◆ Problem to work on: Give only a count of the lines that include the string "like".

◆ Material:
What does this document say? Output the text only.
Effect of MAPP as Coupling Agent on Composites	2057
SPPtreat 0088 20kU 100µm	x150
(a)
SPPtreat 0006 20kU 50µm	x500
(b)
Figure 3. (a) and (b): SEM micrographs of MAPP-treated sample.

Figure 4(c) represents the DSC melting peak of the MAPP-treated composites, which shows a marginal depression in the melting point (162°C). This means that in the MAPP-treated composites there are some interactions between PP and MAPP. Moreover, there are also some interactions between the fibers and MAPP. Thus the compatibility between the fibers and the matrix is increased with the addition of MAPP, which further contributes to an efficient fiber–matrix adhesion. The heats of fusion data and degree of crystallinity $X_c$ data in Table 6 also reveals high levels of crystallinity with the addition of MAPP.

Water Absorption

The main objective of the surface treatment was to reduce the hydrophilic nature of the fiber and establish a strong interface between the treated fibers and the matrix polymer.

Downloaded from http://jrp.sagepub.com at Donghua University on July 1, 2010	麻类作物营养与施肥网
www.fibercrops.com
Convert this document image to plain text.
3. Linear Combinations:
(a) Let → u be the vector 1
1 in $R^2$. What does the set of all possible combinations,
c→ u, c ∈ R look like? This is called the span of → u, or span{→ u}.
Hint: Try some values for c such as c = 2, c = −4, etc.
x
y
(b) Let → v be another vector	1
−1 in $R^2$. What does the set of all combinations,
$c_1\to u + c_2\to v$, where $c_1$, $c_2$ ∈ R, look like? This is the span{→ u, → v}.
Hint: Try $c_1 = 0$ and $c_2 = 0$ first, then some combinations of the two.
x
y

◆ Solution to the exercise: 2